(Goal of the exercise):
Type out the material below exactly.

(Materials provided):
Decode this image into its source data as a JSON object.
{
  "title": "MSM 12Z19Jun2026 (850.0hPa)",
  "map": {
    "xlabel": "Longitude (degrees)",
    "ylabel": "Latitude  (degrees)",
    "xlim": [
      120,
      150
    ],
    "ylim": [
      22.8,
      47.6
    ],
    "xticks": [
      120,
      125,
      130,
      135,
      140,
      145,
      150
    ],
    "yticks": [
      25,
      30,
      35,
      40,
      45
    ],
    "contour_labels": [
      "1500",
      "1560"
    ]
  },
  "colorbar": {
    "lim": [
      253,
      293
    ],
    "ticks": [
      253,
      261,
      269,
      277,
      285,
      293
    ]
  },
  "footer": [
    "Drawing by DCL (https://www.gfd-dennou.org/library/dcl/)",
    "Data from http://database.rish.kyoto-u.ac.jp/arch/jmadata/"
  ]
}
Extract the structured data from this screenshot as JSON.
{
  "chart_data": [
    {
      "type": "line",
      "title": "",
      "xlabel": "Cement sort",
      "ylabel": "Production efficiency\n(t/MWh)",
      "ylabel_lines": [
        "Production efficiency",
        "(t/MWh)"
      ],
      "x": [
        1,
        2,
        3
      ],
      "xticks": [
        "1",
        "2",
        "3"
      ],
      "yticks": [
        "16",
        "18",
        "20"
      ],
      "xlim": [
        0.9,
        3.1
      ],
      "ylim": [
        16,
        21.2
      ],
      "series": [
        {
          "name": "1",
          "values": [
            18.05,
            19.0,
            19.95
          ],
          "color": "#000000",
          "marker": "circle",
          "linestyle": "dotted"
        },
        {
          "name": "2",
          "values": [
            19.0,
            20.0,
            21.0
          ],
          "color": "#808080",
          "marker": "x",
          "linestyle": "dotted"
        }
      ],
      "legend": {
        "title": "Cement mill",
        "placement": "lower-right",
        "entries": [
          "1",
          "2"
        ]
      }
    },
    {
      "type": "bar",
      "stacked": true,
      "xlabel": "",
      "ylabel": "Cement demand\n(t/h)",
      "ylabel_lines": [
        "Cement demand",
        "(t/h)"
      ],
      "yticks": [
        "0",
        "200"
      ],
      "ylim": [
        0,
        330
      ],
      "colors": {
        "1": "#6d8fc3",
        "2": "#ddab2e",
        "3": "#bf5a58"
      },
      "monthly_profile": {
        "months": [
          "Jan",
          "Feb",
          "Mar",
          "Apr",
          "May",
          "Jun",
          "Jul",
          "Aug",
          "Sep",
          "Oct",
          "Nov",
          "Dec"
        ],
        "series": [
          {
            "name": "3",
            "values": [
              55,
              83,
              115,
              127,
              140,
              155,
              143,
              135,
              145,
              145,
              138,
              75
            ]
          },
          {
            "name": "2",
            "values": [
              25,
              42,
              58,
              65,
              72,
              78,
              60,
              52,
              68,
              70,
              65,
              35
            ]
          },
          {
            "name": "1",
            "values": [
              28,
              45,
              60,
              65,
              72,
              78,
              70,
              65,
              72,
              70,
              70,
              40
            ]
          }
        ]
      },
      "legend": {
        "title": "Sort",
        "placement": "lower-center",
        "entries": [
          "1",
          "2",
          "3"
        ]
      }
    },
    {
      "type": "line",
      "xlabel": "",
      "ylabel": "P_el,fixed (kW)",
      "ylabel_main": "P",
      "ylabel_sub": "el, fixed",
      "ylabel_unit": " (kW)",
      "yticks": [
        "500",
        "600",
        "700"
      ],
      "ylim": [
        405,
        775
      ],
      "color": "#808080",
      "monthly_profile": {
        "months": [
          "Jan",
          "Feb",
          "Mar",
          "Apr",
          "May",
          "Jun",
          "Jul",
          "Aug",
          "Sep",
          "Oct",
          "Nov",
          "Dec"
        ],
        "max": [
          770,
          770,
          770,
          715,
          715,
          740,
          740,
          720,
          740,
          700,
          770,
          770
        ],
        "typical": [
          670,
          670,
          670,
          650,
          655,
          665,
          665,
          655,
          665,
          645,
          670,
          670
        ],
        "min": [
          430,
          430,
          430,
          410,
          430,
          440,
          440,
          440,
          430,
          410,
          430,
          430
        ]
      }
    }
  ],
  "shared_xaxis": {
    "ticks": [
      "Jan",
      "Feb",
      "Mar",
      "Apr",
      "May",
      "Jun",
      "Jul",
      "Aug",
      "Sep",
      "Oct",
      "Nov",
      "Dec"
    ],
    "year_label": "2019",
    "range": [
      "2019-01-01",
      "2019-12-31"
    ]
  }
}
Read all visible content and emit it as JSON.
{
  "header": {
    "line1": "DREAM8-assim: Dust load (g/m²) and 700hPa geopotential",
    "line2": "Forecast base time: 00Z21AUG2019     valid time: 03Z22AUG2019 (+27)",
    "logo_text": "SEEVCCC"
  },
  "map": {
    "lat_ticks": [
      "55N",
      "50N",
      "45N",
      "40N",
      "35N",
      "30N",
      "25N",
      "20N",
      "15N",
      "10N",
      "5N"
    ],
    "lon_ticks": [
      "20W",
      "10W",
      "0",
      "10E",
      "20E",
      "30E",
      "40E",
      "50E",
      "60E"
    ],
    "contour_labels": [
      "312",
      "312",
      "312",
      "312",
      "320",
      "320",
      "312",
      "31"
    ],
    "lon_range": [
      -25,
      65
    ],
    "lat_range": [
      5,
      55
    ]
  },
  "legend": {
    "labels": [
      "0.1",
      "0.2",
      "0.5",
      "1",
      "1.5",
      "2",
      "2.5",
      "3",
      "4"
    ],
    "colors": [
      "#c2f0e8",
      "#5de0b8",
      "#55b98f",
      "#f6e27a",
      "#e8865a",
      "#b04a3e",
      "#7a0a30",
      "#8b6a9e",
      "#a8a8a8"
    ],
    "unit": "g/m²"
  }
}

(Output):
Decode this image into its source data as a JSON object.
{
  "title": "MSM 12Z19Jun2026 (850.0hPa)",
  "map": {
    "xlabel": "Longitude (degrees)",
    "ylabel": "Latitude  (degrees)",
    "xlim": [
      120,
      150
    ],
    "ylim": [
      22.8,
      47.6
    ],
    "xticks": [
      120,
      125,
      130,
      135,
      140,
      145,
      150
    ],
    "yticks": [
      25,
      30,
      35,
      40,
      45
    ],
    "contour_labels": [
      "1500",
      "1560"
    ]
  },
  "colorbar": {
    "lim": [
      253,
      293
    ],
    "ticks": [
      253,
      261,
      269,
      277,
      285,
      293
    ]
  },
  "footer": [
    "Drawing by DCL (https://www.gfd-dennou.org/library/dcl/)",
    "Data from http://database.rish.kyoto-u.ac.jp/arch/jmadata/"
  ]
}
Extract the structured data from this screenshot as JSON.
{
  "chart_data": [
    {
      "type": "line",
      "title": "",
      "xlabel": "Cement sort",
      "ylabel": "Production efficiency\n(t/MWh)",
      "ylabel_lines": [
        "Production efficiency",
        "(t/MWh)"
      ],
      "x": [
        1,
        2,
        3
      ],
      "xticks": [
        "1",
        "2",
        "3"
      ],
      "yticks": [
        "16",
        "18",
        "20"
      ],
      "xlim": [
        0.9,
        3.1
      ],
      "ylim": [
        16,
        21.2
      ],
      "series": [
        {
          "name": "1",
          "values": [
            18.05,
            19.0,
            19.95
          ],
          "color": "#000000",
          "marker": "circle",
          "linestyle": "dotted"
        },
        {
          "name": "2",
          "values": [
            19.0,
            20.0,
            21.0
          ],
          "color": "#808080",
          "marker": "x",
          "linestyle": "dotted"
        }
      ],
      "legend": {
        "title": "Cement mill",
        "placement": "lower-right",
        "entries": [
          "1",
          "2"
        ]
      }
    },
    {
      "type": "bar",
      "stacked": true,
      "xlabel": "",
      "ylabel": "Cement demand\n(t/h)",
      "ylabel_lines": [
        "Cement demand",
        "(t/h)"
      ],
      "yticks": [
        "0",
        "200"
      ],
      "ylim": [
        0,
        330
      ],
      "colors": {
        "1": "#6d8fc3",
        "2": "#ddab2e",
        "3": "#bf5a58"
      },
      "monthly_profile": {
        "months": [
          "Jan",
          "Feb",
          "Mar",
          "Apr",
          "May",
          "Jun",
          "Jul",
          "Aug",
          "Sep",
          "Oct",
          "Nov",
          "Dec"
        ],
        "series": [
          {
            "name": "3",
            "values": [
              55,
              83,
              115,
              127,
              140,
              155,
              143,
              135,
              145,
              145,
              138,
              75
            ]
          },
          {
            "name": "2",
            "values": [
              25,
              42,
              58,
              65,
              72,
              78,
              60,
              52,
              68,
              70,
              65,
              35
            ]
          },
          {
            "name": "1",
            "values": [
              28,
              45,
              60,
              65,
              72,
              78,
              70,
              65,
              72,
              70,
              70,
              40
            ]
          }
        ]
      },
      "legend": {
        "title": "Sort",
        "placement": "lower-center",
        "entries": [
          "1",
          "2",
          "3"
        ]
      }
    },
    {
      "type": "line",
      "xlabel": "",
      "ylabel": "P_el,fixed (kW)",
      "ylabel_main": "P",
      "ylabel_sub": "el, fixed",
      "ylabel_unit": " (kW)",
      "yticks": [
        "500",
        "600",
        "700"
      ],
      "ylim": [
        405,
        775
      ],
      "color": "#808080",
      "monthly_profile": {
        "months": [
          "Jan",
          "Feb",
          "Mar",
          "Apr",
          "May",
          "Jun",
          "Jul",
          "Aug",
          "Sep",
          "Oct",
          "Nov",
          "Dec"
        ],
        "max": [
          770,
          770,
          770,
          715,
          715,
          740,
          740,
          720,
          740,
          700,
          770,
          770
        ],
        "typical": [
          670,
          670,
          670,
          650,
          655,
          665,
          665,
          655,
          665,
          645,
          670,
          670
        ],
        "min": [
          430,
          430,
          430,
          410,
          430,
          440,
          440,
          440,
          430,
          410,
          430,
          430
        ]
      }
    }
  ],
  "shared_xaxis": {
    "ticks": [
      "Jan",
      "Feb",
      "Mar",
      "Apr",
      "May",
      "Jun",
      "Jul",
      "Aug",
      "Sep",
      "Oct",
      "Nov",
      "Dec"
    ],
    "year_label": "2019",
    "range": [
      "2019-01-01",
      "2019-12-31"
    ]
  }
}
Read all visible content and emit it as JSON.
{
  "header": {
    "line1": "DREAM8-assim: Dust load (g/m²) and 700hPa geopotential",
    "line2": "Forecast base time: 00Z21AUG2019     valid time: 03Z22AUG2019 (+27)",
    "logo_text": "SEEVCCC"
  },
  "map": {
    "lat_ticks": [
      "55N",
      "50N",
      "45N",
      "40N",
      "35N",
      "30N",
      "25N",
      "20N",
      "15N",
      "10N",
      "5N"
    ],
    "lon_ticks": [
      "20W",
      "10W",
      "0",
      "10E",
      "20E",
      "30E",
      "40E",
      "50E",
      "60E"
    ],
    "contour_labels": [
      "312",
      "312",
      "312",
      "312",
      "320",
      "320",
      "312",
      "31"
    ],
    "lon_range": [
      -25,
      65
    ],
    "lat_range": [
      5,
      55
    ]
  },
  "legend": {
    "labels": [
      "0.1",
      "0.2",
      "0.5",
      "1",
      "1.5",
      "2",
      "2.5",
      "3",
      "4"
    ],
    "colors": [
      "#c2f0e8",
      "#5de0b8",
      "#55b98f",
      "#f6e27a",
      "#e8865a",
      "#b04a3e",
      "#7a0a30",
      "#8b6a9e",
      "#a8a8a8"
    ],
    "unit": "g/m²"
  }
}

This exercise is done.